▸ **Your objective**:
Write out every entry, unchanged. Skip any picture.

▸ **Material shown**:

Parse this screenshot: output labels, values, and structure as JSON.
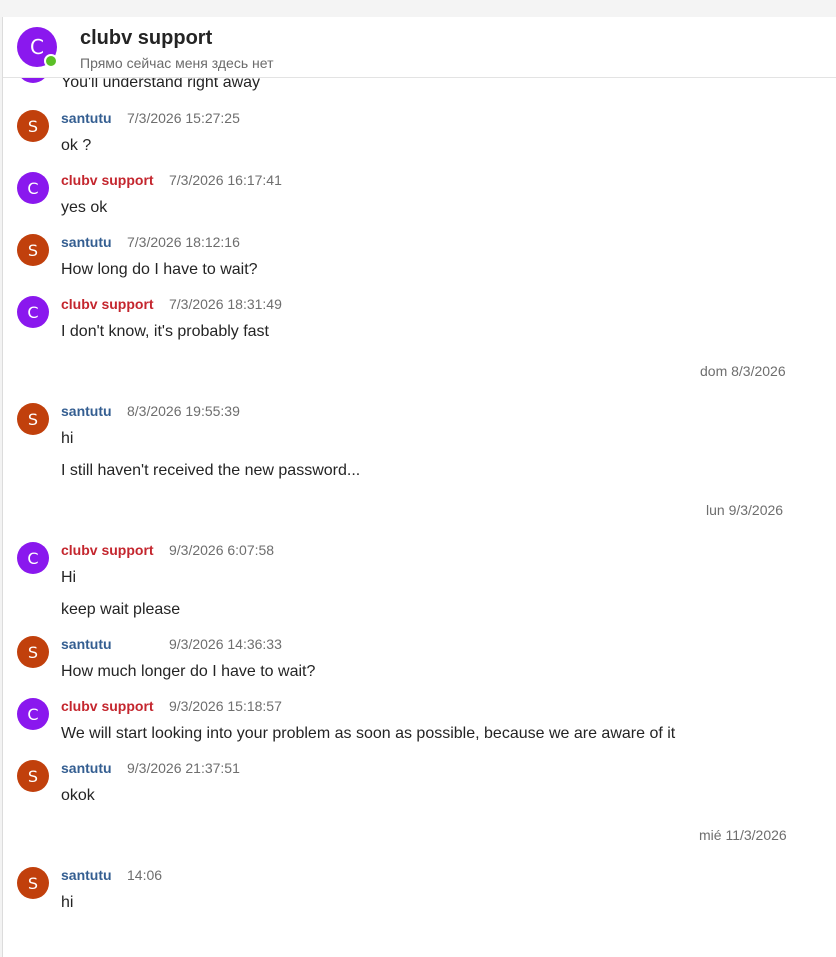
{
  "header": {
    "avatar_letter": "C",
    "title": "clubv support",
    "status": "Прямо сейчас меня здесь нет"
  },
  "colors": {
    "support": "#c4262e",
    "user": "#345e91",
    "support_avatar": "#8a18ee",
    "user_avatar": "#c1400c",
    "presence": "#5bbf27"
  },
  "messages": {
    "m0": {
      "text": "You'll understand right away"
    },
    "m1": {
      "avatar": "S",
      "author": "santutu",
      "time": "7/3/2026 15:27:25",
      "text": "ok ?"
    },
    "m2": {
      "avatar": "C",
      "author": "clubv support",
      "time": "7/3/2026 16:17:41",
      "text": "yes ok"
    },
    "m3": {
      "avatar": "S",
      "author": "santutu",
      "time": "7/3/2026 18:12:16",
      "text": "How long do I have to wait?"
    },
    "m4": {
      "avatar": "C",
      "author": "clubv support",
      "time": "7/3/2026 18:31:49",
      "text": "I don't know, it's probably fast"
    },
    "m5": {
      "avatar": "S",
      "author": "santutu",
      "time": "8/3/2026 19:55:39",
      "text": "hi",
      "text2": "I still haven't received the new password..."
    },
    "m6": {
      "avatar": "C",
      "author": "clubv support",
      "time": "9/3/2026 6:07:58",
      "text": "Hi",
      "text2": "keep wait please"
    },
    "m7": {
      "avatar": "S",
      "author": "santutu",
      "time": "9/3/2026 14:36:33",
      "text": "How much longer do I have to wait?"
    },
    "m8": {
      "avatar": "C",
      "author": "clubv support",
      "time": "9/3/2026 15:18:57",
      "text": "We will start looking into your problem as soon as possible, because we are aware of it"
    },
    "m9": {
      "avatar": "S",
      "author": "santutu",
      "time": "9/3/2026 21:37:51",
      "text": "okok"
    },
    "m10": {
      "avatar": "S",
      "author": "santutu",
      "time": "14:06",
      "text": "hi"
    }
  },
  "dividers": {
    "d1": "dom 8/3/2026",
    "d2": "lun 9/3/2026",
    "d3": "mié 11/3/2026"
  }
}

▸ **Output for this exercise**:
Parse this screenshot: output labels, values, and structure as JSON.
{
  "header": {
    "avatar_letter": "C",
    "title": "clubv support",
    "status": "Прямо сейчас меня здесь нет"
  },
  "colors": {
    "support": "#c4262e",
    "user": "#345e91",
    "support_avatar": "#8a18ee",
    "user_avatar": "#c1400c",
    "presence": "#5bbf27"
  },
  "messages": {
    "m0": {
      "text": "You'll understand right away"
    },
    "m1": {
      "avatar": "S",
      "author": "santutu",
      "time": "7/3/2026 15:27:25",
      "text": "ok ?"
    },
    "m2": {
      "avatar": "C",
      "author": "clubv support",
      "time": "7/3/2026 16:17:41",
      "text": "yes ok"
    },
    "m3": {
      "avatar": "S",
      "author": "santutu",
      "time": "7/3/2026 18:12:16",
      "text": "How long do I have to wait?"
    },
    "m4": {
      "avatar": "C",
      "author": "clubv support",
      "time": "7/3/2026 18:31:49",
      "text": "I don't know, it's probably fast"
    },
    "m5": {
      "avatar": "S",
      "author": "santutu",
      "time": "8/3/2026 19:55:39",
      "text": "hi",
      "text2": "I still haven't received the new password..."
    },
    "m6": {
      "avatar": "C",
      "author": "clubv support",
      "time": "9/3/2026 6:07:58",
      "text": "Hi",
      "text2": "keep wait please"
    },
    "m7": {
      "avatar": "S",
      "author": "santutu",
      "time": "9/3/2026 14:36:33",
      "text": "How much longer do I have to wait?"
    },
    "m8": {
      "avatar": "C",
      "author": "clubv support",
      "time": "9/3/2026 15:18:57",
      "text": "We will start looking into your problem as soon as possible, because we are aware of it"
    },
    "m9": {
      "avatar": "S",
      "author": "santutu",
      "time": "9/3/2026 21:37:51",
      "text": "okok"
    },
    "m10": {
      "avatar": "S",
      "author": "santutu",
      "time": "14:06",
      "text": "hi"
    }
  },
  "dividers": {
    "d1": "dom 8/3/2026",
    "d2": "lun 9/3/2026",
    "d3": "mié 11/3/2026"
  }
}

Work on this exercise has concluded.